EXERCISE: Report how many lines contain the word "sources"; answer with the number only.

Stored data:
++++++

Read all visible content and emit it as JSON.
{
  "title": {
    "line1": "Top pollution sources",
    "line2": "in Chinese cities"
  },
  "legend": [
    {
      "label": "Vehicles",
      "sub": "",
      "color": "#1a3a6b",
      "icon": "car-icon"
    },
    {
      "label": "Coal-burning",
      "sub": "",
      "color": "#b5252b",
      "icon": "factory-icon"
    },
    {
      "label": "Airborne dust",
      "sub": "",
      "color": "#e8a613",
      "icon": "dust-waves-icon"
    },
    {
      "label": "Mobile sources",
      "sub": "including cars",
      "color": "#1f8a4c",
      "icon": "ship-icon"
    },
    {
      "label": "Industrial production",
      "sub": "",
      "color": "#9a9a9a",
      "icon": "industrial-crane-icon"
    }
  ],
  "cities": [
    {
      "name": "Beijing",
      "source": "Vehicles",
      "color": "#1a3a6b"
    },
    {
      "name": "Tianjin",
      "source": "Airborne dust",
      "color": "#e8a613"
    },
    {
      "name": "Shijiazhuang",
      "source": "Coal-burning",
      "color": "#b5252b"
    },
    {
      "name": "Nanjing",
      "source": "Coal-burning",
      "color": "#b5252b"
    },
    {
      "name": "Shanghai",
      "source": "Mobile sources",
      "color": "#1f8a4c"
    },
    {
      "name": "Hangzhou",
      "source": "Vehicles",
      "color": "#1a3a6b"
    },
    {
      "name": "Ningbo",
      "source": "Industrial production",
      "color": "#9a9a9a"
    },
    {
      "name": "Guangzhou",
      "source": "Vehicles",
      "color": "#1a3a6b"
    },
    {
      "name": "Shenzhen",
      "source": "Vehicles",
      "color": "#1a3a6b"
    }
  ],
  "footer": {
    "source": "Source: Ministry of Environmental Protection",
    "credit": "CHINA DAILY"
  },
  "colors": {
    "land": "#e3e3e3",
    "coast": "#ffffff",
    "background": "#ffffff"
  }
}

++++++

COMPLETE RESPONSE: 3